Search the material below for the string "Художник" and extract each line that has it.

- DATA FOR THIS TASK:
■ ■ ■
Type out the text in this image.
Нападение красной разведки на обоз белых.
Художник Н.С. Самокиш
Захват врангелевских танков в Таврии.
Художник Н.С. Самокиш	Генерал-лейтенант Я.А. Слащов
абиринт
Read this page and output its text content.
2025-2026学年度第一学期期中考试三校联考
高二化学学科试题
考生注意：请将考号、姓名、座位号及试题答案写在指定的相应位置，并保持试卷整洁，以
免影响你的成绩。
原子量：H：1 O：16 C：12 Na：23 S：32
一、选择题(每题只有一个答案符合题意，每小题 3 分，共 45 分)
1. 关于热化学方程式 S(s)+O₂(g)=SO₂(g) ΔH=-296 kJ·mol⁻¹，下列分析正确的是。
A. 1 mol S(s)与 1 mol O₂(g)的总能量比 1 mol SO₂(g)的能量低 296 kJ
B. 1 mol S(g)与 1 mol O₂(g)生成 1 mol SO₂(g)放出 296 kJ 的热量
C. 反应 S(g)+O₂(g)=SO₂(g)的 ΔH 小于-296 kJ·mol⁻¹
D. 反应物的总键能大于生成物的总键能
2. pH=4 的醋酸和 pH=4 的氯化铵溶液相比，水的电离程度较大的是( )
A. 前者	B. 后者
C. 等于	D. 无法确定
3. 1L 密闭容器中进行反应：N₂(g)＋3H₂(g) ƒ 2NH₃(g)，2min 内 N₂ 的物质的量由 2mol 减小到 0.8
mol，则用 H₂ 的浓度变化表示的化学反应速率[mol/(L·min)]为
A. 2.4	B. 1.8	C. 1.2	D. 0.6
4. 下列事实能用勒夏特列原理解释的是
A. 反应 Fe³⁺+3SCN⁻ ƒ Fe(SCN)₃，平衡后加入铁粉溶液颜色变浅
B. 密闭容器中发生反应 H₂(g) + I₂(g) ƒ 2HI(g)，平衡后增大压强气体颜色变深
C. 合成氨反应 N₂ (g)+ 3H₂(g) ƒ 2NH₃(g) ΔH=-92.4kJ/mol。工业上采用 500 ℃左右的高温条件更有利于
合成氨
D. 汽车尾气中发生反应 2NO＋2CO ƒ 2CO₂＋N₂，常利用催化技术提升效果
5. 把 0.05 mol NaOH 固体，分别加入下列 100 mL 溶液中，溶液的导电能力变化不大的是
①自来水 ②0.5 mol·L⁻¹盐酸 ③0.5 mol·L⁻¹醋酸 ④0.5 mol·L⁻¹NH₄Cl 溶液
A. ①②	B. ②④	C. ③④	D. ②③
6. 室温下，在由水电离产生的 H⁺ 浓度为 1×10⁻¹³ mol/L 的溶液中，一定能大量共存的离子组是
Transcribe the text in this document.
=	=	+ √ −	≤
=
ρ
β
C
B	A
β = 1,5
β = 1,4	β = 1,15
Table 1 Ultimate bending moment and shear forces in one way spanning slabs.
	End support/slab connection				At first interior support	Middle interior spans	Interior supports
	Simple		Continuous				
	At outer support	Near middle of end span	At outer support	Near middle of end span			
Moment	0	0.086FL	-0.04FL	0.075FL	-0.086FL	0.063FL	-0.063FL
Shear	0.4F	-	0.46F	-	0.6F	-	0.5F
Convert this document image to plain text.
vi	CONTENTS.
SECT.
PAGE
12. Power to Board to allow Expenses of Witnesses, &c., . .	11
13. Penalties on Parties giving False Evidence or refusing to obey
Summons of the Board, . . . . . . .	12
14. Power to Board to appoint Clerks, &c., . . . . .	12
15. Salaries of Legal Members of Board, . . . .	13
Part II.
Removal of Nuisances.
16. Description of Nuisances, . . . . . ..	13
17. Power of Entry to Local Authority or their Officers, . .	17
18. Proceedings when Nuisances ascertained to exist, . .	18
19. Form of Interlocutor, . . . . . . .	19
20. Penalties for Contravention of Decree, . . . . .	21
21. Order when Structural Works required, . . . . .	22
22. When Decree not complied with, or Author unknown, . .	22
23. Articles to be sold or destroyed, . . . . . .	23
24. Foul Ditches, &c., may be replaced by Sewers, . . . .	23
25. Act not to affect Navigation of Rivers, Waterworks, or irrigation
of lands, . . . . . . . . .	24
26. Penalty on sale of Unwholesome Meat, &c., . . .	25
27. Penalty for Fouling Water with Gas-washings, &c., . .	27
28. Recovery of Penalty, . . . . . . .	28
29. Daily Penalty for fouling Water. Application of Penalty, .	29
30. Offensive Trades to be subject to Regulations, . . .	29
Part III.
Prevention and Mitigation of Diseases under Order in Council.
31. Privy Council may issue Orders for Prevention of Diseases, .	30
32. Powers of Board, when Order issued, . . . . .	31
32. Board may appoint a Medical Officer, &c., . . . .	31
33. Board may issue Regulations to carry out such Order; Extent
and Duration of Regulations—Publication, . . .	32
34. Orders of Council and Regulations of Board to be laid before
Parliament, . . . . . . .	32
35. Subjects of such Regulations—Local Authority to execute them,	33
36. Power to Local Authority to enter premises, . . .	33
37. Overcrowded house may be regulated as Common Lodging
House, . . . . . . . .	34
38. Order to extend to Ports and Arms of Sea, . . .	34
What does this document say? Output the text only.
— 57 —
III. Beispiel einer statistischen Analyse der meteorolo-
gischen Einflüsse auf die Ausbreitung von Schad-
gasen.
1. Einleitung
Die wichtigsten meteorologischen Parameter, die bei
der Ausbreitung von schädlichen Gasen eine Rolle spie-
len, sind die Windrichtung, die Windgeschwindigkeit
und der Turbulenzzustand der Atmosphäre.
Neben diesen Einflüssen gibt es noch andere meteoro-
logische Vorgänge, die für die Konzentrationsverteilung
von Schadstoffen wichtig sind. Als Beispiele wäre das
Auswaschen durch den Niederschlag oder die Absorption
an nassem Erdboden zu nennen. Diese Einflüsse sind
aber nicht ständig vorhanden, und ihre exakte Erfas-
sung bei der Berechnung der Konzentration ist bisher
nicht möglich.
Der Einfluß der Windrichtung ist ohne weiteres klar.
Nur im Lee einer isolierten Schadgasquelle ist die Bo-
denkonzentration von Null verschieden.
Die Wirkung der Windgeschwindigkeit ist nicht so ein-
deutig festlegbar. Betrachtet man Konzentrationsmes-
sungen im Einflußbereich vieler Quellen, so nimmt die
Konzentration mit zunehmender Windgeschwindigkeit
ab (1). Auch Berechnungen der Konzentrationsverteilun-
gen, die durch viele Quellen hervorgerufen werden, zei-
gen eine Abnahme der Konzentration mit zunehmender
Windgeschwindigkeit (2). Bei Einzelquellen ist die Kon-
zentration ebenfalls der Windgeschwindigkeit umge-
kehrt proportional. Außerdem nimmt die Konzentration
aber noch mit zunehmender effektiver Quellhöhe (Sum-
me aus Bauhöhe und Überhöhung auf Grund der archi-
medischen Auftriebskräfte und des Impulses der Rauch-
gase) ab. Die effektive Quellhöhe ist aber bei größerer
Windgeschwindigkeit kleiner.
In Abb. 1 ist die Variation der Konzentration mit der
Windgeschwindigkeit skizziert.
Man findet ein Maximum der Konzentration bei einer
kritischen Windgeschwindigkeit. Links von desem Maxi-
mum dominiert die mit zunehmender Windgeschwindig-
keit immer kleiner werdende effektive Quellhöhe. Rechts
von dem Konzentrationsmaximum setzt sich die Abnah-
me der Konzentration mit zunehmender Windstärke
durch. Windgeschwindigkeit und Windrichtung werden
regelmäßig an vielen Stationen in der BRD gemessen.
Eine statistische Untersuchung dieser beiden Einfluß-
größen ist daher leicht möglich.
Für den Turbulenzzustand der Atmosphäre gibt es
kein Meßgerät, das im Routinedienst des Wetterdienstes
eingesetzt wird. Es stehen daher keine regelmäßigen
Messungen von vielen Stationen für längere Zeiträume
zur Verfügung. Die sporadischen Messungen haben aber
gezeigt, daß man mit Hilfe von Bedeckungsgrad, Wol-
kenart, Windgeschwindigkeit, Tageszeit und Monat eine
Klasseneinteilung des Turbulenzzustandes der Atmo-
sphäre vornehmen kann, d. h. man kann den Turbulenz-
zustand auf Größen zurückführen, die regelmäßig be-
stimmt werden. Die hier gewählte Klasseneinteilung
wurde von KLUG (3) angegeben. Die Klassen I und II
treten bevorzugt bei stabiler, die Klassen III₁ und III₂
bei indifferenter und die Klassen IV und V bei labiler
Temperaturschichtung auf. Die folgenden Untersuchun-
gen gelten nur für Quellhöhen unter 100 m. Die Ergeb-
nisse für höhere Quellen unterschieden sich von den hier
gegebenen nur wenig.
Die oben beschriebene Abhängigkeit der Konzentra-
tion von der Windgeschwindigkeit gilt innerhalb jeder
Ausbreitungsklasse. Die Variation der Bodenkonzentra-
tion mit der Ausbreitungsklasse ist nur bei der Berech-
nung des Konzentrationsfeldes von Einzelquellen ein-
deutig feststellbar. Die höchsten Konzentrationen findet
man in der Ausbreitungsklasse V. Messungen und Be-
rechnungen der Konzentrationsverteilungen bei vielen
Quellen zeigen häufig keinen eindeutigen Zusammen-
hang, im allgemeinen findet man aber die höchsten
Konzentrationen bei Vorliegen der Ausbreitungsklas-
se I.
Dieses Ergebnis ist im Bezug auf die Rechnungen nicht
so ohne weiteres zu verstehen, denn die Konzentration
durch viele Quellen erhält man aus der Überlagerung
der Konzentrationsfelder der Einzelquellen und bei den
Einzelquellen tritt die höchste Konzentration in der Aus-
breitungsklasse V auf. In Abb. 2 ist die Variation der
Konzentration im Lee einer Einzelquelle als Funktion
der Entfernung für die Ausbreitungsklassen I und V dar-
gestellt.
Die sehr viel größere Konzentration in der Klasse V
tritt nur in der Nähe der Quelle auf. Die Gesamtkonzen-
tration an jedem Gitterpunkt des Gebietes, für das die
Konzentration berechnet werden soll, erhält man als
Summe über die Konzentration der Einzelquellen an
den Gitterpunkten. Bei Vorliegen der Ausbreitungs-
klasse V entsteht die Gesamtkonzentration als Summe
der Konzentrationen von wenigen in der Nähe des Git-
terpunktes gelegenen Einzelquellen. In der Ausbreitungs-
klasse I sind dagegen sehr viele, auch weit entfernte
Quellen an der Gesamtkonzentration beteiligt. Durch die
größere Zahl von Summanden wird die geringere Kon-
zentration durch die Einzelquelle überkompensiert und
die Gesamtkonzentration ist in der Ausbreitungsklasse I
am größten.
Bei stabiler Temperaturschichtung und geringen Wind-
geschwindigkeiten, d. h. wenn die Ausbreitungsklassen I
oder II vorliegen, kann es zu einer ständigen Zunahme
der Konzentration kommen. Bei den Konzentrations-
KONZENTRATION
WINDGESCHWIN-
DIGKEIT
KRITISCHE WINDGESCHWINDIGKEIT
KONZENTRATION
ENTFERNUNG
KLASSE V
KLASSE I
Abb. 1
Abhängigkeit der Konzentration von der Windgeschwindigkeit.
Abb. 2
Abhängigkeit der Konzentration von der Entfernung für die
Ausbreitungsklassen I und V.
■ ■ ■
- RESULT OF THIS TASK:
Художник Н.С. Самокиш
Художник Н.С. Самокиш	Генерал-лейтенант Я.А. Слащов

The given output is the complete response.